### [GIVEN PROBLEM]
In the entries that follow, count each line containing "subtitle" and state the total, nothing more.

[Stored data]
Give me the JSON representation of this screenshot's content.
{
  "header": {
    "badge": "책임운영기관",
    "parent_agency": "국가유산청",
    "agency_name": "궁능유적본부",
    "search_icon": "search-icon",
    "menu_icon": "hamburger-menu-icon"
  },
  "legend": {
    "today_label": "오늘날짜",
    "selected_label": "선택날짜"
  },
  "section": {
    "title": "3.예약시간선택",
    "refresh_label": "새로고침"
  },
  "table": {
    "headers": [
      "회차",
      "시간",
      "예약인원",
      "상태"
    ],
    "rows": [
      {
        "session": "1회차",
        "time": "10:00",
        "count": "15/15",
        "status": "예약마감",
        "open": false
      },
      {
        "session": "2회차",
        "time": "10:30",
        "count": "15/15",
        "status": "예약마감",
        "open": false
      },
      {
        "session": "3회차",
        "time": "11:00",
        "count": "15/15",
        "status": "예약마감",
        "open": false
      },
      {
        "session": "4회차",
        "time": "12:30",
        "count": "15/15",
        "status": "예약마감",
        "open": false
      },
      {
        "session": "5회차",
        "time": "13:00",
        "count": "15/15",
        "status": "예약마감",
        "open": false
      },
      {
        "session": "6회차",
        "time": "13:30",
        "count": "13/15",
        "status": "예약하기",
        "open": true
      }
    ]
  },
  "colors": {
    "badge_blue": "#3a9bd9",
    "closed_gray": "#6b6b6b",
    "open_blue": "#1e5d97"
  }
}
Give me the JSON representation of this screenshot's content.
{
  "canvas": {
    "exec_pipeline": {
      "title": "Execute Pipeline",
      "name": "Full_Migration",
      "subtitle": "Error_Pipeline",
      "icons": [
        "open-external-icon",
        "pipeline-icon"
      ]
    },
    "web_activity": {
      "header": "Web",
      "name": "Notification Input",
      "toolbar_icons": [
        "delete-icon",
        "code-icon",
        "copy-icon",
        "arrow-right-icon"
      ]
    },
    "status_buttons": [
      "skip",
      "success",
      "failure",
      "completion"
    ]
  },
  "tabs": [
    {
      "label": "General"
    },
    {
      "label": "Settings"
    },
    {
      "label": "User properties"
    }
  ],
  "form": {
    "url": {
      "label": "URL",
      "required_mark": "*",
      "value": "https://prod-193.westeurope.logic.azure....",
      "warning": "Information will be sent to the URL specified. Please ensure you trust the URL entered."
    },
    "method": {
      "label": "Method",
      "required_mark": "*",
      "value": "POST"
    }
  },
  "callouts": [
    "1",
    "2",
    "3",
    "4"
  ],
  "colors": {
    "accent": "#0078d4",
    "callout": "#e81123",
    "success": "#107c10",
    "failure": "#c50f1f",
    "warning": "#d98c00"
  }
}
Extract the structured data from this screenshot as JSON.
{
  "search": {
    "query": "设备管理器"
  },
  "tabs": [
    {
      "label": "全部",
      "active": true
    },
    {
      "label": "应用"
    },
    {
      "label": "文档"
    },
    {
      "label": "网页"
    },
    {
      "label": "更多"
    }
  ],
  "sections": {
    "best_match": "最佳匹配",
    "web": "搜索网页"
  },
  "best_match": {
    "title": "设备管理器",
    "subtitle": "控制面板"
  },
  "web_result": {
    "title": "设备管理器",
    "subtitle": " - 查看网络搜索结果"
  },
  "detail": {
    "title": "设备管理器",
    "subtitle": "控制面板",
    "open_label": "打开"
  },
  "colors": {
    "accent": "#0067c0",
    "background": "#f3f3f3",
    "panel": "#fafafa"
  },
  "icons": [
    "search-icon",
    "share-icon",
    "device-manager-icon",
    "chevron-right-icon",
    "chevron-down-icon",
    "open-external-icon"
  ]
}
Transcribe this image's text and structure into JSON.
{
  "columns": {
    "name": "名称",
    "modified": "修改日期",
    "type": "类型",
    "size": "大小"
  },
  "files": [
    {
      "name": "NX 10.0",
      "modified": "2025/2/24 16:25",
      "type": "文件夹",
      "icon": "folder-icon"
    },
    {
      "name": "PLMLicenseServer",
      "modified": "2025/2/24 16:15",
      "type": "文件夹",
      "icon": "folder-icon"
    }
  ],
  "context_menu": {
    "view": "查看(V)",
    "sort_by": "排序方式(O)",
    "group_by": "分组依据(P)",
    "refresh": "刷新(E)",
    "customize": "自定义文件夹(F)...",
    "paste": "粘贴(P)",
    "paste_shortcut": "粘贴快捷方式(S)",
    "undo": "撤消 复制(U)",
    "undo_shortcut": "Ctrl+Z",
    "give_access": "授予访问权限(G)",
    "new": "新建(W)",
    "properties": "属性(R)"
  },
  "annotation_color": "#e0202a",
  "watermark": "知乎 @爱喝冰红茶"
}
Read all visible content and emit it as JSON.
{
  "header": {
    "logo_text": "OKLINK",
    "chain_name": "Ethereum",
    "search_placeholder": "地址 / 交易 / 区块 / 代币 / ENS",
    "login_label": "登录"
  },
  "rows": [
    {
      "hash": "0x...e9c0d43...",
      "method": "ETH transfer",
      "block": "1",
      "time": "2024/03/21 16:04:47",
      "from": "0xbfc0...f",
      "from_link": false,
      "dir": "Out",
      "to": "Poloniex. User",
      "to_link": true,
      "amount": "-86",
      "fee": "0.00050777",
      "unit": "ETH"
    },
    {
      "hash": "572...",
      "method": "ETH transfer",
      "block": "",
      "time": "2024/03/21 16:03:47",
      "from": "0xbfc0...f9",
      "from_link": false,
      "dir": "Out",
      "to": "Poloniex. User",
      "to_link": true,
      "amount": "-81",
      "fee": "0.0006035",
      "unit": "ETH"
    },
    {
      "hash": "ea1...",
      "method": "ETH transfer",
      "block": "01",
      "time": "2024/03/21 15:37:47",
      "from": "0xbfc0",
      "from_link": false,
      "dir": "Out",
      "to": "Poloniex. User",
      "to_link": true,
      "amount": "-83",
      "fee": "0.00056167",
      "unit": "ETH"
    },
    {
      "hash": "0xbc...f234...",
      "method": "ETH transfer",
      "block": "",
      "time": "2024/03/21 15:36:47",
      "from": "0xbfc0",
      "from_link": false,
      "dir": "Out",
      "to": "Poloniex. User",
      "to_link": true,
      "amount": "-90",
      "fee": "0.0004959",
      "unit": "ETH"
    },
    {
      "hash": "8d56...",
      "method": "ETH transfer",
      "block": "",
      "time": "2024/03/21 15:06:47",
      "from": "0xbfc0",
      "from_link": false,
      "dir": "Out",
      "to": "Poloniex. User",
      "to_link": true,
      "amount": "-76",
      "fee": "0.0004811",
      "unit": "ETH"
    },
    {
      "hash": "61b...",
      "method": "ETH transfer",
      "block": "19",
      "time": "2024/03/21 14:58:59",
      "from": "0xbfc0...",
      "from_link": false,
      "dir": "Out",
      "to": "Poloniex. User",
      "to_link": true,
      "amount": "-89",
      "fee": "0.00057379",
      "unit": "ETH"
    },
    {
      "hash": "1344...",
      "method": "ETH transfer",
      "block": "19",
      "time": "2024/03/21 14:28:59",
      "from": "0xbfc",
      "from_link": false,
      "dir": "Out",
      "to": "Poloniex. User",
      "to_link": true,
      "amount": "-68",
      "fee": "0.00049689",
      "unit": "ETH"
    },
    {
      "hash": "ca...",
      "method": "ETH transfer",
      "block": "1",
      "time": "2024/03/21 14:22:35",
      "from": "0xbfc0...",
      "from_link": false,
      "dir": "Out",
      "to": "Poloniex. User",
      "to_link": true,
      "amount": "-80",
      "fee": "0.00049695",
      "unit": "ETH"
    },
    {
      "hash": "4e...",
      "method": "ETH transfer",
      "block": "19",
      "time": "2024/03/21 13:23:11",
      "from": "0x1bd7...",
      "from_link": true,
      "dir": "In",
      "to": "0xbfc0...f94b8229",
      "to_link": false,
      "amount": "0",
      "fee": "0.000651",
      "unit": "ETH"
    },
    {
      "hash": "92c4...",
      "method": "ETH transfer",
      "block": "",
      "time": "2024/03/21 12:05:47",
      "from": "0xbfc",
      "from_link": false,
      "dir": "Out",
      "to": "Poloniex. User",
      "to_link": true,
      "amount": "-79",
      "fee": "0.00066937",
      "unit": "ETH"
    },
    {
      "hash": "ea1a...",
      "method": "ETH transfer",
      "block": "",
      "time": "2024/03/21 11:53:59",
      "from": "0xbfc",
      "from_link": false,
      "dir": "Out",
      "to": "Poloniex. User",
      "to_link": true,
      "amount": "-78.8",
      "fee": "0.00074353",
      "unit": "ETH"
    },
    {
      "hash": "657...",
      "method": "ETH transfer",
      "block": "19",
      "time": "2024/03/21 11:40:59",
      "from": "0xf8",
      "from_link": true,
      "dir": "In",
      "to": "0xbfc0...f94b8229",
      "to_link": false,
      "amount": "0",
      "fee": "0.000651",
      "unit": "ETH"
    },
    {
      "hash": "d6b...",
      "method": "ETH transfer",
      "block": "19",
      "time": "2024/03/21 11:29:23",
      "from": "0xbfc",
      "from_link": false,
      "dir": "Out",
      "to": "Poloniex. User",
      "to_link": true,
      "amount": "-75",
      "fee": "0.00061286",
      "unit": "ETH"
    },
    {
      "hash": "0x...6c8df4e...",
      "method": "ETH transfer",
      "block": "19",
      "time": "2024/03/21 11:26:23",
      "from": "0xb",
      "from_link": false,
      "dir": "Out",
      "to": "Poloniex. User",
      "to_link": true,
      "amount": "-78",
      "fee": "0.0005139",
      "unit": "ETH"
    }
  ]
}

### [RESULT FOR THIS EXERCISE]
4